_Prompt_:
Give an exact transcription of every line, dropping the images.

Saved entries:

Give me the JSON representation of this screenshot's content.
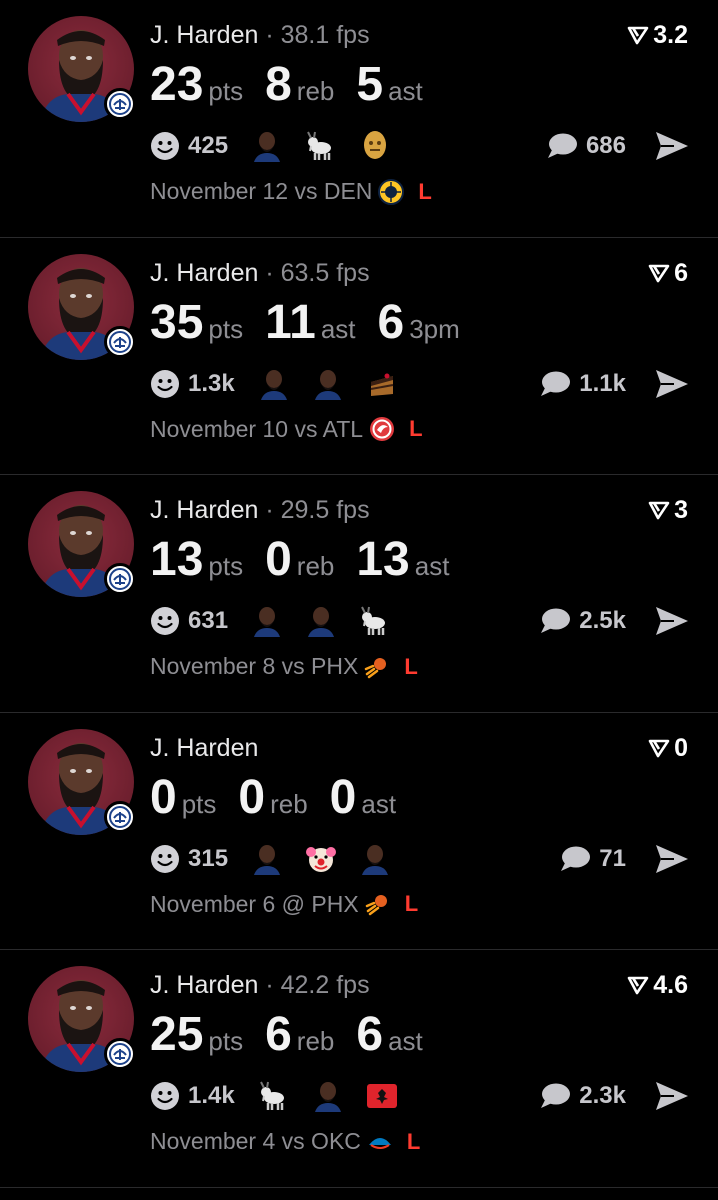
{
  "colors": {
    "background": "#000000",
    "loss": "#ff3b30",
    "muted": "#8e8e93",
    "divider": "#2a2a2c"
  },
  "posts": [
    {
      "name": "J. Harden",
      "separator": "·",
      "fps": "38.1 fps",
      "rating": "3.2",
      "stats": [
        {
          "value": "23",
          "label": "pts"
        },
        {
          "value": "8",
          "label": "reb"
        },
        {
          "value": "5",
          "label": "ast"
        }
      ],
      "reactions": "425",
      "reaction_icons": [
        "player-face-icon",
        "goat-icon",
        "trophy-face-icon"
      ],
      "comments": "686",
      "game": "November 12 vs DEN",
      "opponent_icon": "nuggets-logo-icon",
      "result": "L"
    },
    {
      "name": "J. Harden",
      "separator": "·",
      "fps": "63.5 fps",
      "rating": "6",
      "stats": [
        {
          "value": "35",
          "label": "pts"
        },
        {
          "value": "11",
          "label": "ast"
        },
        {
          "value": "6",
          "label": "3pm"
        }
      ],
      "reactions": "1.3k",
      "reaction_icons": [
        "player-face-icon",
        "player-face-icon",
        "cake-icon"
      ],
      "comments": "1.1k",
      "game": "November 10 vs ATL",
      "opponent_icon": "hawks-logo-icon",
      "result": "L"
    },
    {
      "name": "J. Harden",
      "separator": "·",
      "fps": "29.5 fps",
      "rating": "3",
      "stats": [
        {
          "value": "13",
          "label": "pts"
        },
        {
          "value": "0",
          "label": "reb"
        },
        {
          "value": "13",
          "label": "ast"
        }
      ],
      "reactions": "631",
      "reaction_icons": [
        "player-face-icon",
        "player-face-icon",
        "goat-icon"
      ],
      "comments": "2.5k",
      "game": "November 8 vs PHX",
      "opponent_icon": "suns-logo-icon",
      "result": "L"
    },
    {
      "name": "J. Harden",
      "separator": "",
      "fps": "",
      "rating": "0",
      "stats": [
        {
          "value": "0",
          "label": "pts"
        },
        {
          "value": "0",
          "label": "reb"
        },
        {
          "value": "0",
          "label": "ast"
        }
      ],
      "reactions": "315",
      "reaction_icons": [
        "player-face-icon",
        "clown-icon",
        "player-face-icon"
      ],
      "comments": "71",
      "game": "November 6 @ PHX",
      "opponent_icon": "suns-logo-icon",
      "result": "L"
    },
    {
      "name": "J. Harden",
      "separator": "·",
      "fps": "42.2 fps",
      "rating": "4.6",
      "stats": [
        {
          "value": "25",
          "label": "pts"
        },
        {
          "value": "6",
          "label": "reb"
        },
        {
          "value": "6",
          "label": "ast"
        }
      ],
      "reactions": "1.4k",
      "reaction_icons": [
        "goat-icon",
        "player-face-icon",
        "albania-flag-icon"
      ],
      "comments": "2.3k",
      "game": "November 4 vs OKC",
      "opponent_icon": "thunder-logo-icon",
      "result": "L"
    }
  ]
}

_Reply_:
Give me the JSON representation of this screenshot's content.
{
  "colors": {
    "background": "#000000",
    "loss": "#ff3b30",
    "muted": "#8e8e93",
    "divider": "#2a2a2c"
  },
  "posts": [
    {
      "name": "J. Harden",
      "separator": "·",
      "fps": "38.1 fps",
      "rating": "3.2",
      "stats": [
        {
          "value": "23",
          "label": "pts"
        },
        {
          "value": "8",
          "label": "reb"
        },
        {
          "value": "5",
          "label": "ast"
        }
      ],
      "reactions": "425",
      "reaction_icons": [
        "player-face-icon",
        "goat-icon",
        "trophy-face-icon"
      ],
      "comments": "686",
      "game": "November 12 vs DEN",
      "opponent_icon": "nuggets-logo-icon",
      "result": "L"
    },
    {
      "name": "J. Harden",
      "separator": "·",
      "fps": "63.5 fps",
      "rating": "6",
      "stats": [
        {
          "value": "35",
          "label": "pts"
        },
        {
          "value": "11",
          "label": "ast"
        },
        {
          "value": "6",
          "label": "3pm"
        }
      ],
      "reactions": "1.3k",
      "reaction_icons": [
        "player-face-icon",
        "player-face-icon",
        "cake-icon"
      ],
      "comments": "1.1k",
      "game": "November 10 vs ATL",
      "opponent_icon": "hawks-logo-icon",
      "result": "L"
    },
    {
      "name": "J. Harden",
      "separator": "·",
      "fps": "29.5 fps",
      "rating": "3",
      "stats": [
        {
          "value": "13",
          "label": "pts"
        },
        {
          "value": "0",
          "label": "reb"
        },
        {
          "value": "13",
          "label": "ast"
        }
      ],
      "reactions": "631",
      "reaction_icons": [
        "player-face-icon",
        "player-face-icon",
        "goat-icon"
      ],
      "comments": "2.5k",
      "game": "November 8 vs PHX",
      "opponent_icon": "suns-logo-icon",
      "result": "L"
    },
    {
      "name": "J. Harden",
      "separator": "",
      "fps": "",
      "rating": "0",
      "stats": [
        {
          "value": "0",
          "label": "pts"
        },
        {
          "value": "0",
          "label": "reb"
        },
        {
          "value": "0",
          "label": "ast"
        }
      ],
      "reactions": "315",
      "reaction_icons": [
        "player-face-icon",
        "clown-icon",
        "player-face-icon"
      ],
      "comments": "71",
      "game": "November 6 @ PHX",
      "opponent_icon": "suns-logo-icon",
      "result": "L"
    },
    {
      "name": "J. Harden",
      "separator": "·",
      "fps": "42.2 fps",
      "rating": "4.6",
      "stats": [
        {
          "value": "25",
          "label": "pts"
        },
        {
          "value": "6",
          "label": "reb"
        },
        {
          "value": "6",
          "label": "ast"
        }
      ],
      "reactions": "1.4k",
      "reaction_icons": [
        "goat-icon",
        "player-face-icon",
        "albania-flag-icon"
      ],
      "comments": "2.3k",
      "game": "November 4 vs OKC",
      "opponent_icon": "thunder-logo-icon",
      "result": "L"
    }
  ]
}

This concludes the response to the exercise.